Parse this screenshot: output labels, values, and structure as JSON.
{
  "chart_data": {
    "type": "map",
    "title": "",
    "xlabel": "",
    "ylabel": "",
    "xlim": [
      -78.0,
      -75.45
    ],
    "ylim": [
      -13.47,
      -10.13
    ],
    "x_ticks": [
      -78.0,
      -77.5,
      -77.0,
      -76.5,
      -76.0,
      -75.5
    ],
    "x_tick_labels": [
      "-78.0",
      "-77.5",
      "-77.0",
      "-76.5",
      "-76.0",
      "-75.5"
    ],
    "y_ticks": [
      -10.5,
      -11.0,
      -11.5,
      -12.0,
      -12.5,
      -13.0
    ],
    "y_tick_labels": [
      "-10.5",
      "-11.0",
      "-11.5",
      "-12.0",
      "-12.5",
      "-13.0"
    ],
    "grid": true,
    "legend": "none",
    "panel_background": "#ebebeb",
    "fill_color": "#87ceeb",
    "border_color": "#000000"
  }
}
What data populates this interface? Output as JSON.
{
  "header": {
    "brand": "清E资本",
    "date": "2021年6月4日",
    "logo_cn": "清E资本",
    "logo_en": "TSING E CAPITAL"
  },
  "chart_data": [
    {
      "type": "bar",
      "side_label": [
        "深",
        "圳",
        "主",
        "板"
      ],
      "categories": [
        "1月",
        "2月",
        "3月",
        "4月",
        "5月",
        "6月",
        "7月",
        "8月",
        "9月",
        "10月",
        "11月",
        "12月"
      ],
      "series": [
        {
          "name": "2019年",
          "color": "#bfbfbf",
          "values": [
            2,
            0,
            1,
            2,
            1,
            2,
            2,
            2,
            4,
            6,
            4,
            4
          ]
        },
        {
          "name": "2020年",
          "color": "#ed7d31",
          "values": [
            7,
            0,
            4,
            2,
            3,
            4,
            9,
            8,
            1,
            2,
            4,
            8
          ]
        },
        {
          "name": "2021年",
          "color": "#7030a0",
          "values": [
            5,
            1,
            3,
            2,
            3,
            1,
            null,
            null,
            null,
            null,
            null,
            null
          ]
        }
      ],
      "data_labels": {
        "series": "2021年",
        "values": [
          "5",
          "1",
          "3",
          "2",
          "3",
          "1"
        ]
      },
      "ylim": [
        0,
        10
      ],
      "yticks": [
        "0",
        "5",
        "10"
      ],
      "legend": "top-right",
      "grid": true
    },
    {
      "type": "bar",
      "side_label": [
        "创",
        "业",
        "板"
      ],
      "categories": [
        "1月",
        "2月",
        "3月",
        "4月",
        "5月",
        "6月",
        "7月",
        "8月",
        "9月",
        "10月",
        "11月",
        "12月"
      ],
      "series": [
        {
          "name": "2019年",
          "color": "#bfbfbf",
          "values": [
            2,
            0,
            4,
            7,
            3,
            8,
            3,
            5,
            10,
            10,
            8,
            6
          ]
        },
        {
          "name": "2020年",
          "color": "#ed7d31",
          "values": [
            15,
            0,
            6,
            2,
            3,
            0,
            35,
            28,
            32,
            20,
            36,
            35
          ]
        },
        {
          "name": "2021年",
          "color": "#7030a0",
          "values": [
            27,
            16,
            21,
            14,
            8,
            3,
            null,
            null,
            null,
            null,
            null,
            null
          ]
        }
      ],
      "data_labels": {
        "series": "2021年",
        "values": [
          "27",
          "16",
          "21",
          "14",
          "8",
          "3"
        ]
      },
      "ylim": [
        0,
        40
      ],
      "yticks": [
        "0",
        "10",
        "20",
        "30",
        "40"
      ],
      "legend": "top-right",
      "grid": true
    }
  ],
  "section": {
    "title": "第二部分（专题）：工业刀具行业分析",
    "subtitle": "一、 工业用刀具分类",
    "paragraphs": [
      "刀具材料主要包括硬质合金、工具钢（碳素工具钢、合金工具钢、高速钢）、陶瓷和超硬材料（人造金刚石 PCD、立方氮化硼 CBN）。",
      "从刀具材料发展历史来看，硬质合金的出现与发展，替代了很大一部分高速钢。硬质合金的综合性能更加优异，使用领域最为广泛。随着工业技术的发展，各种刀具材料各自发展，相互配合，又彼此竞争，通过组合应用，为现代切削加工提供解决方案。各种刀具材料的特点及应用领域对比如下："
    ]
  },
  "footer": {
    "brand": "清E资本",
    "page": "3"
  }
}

————————

◆ Task description ◆
Set down the listing above in full, please, exactly as it appears.

◆ Final answer ◆
Parse this screenshot: output labels, values, and structure as JSON.
{
  "chart_data": {
    "type": "map",
    "title": "",
    "xlabel": "",
    "ylabel": "",
    "xlim": [
      -78.0,
      -75.45
    ],
    "ylim": [
      -13.47,
      -10.13
    ],
    "x_ticks": [
      -78.0,
      -77.5,
      -77.0,
      -76.5,
      -76.0,
      -75.5
    ],
    "x_tick_labels": [
      "-78.0",
      "-77.5",
      "-77.0",
      "-76.5",
      "-76.0",
      "-75.5"
    ],
    "y_ticks": [
      -10.5,
      -11.0,
      -11.5,
      -12.0,
      -12.5,
      -13.0
    ],
    "y_tick_labels": [
      "-10.5",
      "-11.0",
      "-11.5",
      "-12.0",
      "-12.5",
      "-13.0"
    ],
    "grid": true,
    "legend": "none",
    "panel_background": "#ebebeb",
    "fill_color": "#87ceeb",
    "border_color": "#000000"
  }
}
What data populates this interface? Output as JSON.
{
  "header": {
    "brand": "清E资本",
    "date": "2021年6月4日",
    "logo_cn": "清E资本",
    "logo_en": "TSING E CAPITAL"
  },
  "chart_data": [
    {
      "type": "bar",
      "side_label": [
        "深",
        "圳",
        "主",
        "板"
      ],
      "categories": [
        "1月",
        "2月",
        "3月",
        "4月",
        "5月",
        "6月",
        "7月",
        "8月",
        "9月",
        "10月",
        "11月",
        "12月"
      ],
      "series": [
        {
          "name": "2019年",
          "color": "#bfbfbf",
          "values": [
            2,
            0,
            1,
            2,
            1,
            2,
            2,
            2,
            4,
            6,
            4,
            4
          ]
        },
        {
          "name": "2020年",
          "color": "#ed7d31",
          "values": [
            7,
            0,
            4,
            2,
            3,
            4,
            9,
            8,
            1,
            2,
            4,
            8
          ]
        },
        {
          "name": "2021年",
          "color": "#7030a0",
          "values": [
            5,
            1,
            3,
            2,
            3,
            1,
            null,
            null,
            null,
            null,
            null,
            null
          ]
        }
      ],
      "data_labels": {
        "series": "2021年",
        "values": [
          "5",
          "1",
          "3",
          "2",
          "3",
          "1"
        ]
      },
      "ylim": [
        0,
        10
      ],
      "yticks": [
        "0",
        "5",
        "10"
      ],
      "legend": "top-right",
      "grid": true
    },
    {
      "type": "bar",
      "side_label": [
        "创",
        "业",
        "板"
      ],
      "categories": [
        "1月",
        "2月",
        "3月",
        "4月",
        "5月",
        "6月",
        "7月",
        "8月",
        "9月",
        "10月",
        "11月",
        "12月"
      ],
      "series": [
        {
          "name": "2019年",
          "color": "#bfbfbf",
          "values": [
            2,
            0,
            4,
            7,
            3,
            8,
            3,
            5,
            10,
            10,
            8,
            6
          ]
        },
        {
          "name": "2020年",
          "color": "#ed7d31",
          "values": [
            15,
            0,
            6,
            2,
            3,
            0,
            35,
            28,
            32,
            20,
            36,
            35
          ]
        },
        {
          "name": "2021年",
          "color": "#7030a0",
          "values": [
            27,
            16,
            21,
            14,
            8,
            3,
            null,
            null,
            null,
            null,
            null,
            null
          ]
        }
      ],
      "data_labels": {
        "series": "2021年",
        "values": [
          "27",
          "16",
          "21",
          "14",
          "8",
          "3"
        ]
      },
      "ylim": [
        0,
        40
      ],
      "yticks": [
        "0",
        "10",
        "20",
        "30",
        "40"
      ],
      "legend": "top-right",
      "grid": true
    }
  ],
  "section": {
    "title": "第二部分（专题）：工业刀具行业分析",
    "subtitle": "一、 工业用刀具分类",
    "paragraphs": [
      "刀具材料主要包括硬质合金、工具钢（碳素工具钢、合金工具钢、高速钢）、陶瓷和超硬材料（人造金刚石 PCD、立方氮化硼 CBN）。",
      "从刀具材料发展历史来看，硬质合金的出现与发展，替代了很大一部分高速钢。硬质合金的综合性能更加优异，使用领域最为广泛。随着工业技术的发展，各种刀具材料各自发展，相互配合，又彼此竞争，通过组合应用，为现代切削加工提供解决方案。各种刀具材料的特点及应用领域对比如下："
    ]
  },
  "footer": {
    "brand": "清E资本",
    "page": "3"
  }
}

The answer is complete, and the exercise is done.